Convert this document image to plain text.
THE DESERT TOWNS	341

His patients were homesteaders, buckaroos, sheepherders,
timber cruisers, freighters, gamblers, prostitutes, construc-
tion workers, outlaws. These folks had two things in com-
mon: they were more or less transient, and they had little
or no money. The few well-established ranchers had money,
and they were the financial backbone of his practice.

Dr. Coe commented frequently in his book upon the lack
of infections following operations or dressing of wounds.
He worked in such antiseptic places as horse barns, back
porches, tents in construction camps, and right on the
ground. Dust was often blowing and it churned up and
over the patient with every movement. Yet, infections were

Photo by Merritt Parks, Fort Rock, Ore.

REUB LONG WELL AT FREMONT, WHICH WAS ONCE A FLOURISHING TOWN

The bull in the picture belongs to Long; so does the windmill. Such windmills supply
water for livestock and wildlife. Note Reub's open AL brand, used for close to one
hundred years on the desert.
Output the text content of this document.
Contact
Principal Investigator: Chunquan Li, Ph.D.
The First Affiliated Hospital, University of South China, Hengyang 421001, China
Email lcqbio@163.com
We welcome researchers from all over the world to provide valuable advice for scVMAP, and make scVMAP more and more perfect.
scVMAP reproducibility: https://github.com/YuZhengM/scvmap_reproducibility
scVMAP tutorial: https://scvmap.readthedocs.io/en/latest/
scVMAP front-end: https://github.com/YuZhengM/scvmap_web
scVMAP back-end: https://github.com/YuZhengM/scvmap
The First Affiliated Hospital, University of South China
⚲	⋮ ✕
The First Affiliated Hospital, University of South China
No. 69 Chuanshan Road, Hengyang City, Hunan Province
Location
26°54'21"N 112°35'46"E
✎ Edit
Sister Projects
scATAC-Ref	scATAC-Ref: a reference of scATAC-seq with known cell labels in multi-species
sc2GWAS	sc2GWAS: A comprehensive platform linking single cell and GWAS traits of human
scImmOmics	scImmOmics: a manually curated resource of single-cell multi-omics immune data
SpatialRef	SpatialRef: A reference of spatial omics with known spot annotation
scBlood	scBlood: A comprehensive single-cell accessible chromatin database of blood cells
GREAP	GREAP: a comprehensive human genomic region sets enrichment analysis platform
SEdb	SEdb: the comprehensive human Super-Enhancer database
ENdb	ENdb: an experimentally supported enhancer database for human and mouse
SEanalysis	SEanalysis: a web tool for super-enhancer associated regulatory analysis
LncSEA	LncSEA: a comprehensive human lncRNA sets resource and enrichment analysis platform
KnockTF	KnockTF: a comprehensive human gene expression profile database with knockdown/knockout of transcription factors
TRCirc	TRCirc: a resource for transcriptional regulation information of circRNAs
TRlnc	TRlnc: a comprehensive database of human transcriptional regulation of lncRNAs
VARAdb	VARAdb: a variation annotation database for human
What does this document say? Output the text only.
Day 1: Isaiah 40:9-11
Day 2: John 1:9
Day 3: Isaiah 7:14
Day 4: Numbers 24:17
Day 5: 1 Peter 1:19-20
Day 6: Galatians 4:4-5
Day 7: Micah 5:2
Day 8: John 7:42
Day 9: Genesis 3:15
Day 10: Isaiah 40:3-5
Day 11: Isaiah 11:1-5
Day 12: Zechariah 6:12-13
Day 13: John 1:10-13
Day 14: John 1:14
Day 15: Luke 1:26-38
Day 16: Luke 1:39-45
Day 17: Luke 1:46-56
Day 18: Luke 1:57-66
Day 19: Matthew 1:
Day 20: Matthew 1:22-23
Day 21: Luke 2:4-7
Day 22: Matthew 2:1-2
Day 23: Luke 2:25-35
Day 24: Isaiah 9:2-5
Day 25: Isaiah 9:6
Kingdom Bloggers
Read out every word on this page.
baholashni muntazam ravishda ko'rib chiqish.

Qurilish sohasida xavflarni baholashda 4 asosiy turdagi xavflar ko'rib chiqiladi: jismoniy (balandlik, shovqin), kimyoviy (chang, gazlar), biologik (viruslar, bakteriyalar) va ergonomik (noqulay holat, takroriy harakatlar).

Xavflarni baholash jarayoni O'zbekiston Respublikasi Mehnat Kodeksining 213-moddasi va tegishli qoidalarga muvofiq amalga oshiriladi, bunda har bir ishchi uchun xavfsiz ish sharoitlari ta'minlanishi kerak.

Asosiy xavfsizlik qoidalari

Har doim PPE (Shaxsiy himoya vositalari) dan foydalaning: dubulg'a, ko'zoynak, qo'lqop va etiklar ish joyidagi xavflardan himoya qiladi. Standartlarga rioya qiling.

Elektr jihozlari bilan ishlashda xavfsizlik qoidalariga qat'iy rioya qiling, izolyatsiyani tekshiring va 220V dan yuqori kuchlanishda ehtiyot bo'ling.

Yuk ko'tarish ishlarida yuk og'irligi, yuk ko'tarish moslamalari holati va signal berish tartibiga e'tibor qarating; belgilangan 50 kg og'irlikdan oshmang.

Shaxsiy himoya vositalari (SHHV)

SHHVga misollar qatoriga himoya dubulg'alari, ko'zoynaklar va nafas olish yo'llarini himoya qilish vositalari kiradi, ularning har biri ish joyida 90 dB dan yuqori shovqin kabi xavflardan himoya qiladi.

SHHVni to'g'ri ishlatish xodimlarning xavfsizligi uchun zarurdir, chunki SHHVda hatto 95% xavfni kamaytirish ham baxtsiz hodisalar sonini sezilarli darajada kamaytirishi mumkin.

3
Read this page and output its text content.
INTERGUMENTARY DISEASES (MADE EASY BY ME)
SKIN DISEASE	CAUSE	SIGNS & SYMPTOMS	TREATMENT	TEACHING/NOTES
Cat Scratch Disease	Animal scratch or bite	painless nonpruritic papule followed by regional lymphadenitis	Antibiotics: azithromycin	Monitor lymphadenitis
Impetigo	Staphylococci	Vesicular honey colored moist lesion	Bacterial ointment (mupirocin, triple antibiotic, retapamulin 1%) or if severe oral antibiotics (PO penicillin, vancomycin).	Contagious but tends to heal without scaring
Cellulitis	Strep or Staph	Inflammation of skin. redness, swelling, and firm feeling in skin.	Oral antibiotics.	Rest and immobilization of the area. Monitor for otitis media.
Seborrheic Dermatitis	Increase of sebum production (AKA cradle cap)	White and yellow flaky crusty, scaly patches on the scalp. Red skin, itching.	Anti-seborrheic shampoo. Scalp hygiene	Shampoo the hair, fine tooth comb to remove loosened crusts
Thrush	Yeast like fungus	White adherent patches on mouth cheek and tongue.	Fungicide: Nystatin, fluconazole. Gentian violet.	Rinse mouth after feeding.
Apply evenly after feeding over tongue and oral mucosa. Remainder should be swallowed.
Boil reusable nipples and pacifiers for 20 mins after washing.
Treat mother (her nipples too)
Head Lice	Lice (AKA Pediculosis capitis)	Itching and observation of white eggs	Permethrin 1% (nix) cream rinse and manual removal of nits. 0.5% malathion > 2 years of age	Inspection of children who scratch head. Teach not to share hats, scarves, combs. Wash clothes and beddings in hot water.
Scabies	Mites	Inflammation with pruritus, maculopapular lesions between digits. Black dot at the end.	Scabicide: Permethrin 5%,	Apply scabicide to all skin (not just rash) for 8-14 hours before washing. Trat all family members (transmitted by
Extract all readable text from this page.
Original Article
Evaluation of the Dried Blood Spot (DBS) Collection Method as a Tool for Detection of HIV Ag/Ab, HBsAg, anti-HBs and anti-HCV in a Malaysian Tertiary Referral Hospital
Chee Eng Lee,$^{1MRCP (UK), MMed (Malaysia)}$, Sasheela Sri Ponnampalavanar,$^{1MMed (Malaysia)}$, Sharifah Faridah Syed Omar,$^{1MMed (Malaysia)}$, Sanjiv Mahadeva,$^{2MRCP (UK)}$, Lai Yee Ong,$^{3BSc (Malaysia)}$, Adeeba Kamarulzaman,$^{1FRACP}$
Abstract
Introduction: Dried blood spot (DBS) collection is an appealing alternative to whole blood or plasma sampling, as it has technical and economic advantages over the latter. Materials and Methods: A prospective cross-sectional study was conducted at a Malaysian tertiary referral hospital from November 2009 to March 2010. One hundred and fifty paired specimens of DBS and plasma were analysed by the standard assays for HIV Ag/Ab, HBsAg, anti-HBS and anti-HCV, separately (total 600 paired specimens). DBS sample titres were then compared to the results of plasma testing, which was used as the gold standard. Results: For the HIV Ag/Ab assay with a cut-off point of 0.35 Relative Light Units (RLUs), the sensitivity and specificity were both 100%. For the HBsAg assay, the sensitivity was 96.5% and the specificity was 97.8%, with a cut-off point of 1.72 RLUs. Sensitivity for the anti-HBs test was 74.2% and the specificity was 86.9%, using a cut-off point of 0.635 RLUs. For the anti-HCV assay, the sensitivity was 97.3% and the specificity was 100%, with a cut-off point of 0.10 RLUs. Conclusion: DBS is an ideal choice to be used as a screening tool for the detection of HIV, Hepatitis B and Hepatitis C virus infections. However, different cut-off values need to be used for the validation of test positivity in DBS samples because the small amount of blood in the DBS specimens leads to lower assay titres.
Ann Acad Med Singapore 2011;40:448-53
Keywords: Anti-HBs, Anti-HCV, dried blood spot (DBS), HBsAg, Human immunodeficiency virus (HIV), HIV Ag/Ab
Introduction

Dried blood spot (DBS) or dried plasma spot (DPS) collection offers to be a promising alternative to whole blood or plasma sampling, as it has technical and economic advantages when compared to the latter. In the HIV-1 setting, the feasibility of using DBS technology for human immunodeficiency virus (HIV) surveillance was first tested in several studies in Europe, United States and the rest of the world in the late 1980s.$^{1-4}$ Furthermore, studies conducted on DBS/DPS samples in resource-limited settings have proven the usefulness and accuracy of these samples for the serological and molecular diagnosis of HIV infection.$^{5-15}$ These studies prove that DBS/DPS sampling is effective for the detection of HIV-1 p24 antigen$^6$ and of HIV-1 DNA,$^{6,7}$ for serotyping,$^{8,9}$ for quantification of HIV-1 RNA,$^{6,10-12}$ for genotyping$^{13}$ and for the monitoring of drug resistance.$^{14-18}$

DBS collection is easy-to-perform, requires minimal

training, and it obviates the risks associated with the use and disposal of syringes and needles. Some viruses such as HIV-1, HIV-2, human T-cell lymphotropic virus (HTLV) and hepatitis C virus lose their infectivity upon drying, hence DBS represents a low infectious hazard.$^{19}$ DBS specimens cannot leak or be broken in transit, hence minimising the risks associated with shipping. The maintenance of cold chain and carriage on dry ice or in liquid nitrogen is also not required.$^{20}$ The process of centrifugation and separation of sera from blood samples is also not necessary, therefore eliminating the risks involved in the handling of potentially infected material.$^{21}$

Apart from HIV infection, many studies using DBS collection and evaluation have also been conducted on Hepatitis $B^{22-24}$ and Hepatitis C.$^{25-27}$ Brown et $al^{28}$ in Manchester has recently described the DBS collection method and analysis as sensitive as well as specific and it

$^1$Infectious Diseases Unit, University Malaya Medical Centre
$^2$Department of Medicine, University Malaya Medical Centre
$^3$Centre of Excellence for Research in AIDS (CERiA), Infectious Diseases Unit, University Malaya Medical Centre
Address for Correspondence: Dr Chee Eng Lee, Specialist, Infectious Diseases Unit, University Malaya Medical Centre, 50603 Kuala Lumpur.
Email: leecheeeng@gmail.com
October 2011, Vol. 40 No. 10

= = = = =

Only lines with the word "https" are wanted. Find and copy them from the records above.

→ **Response to the task**:
scVMAP reproducibility: https://github.com/YuZhengM/scvmap_reproducibility
scVMAP tutorial: https://scvmap.readthedocs.io/en/latest/
scVMAP front-end: https://github.com/YuZhengM/scvmap_web
scVMAP back-end: https://github.com/YuZhengM/scvmap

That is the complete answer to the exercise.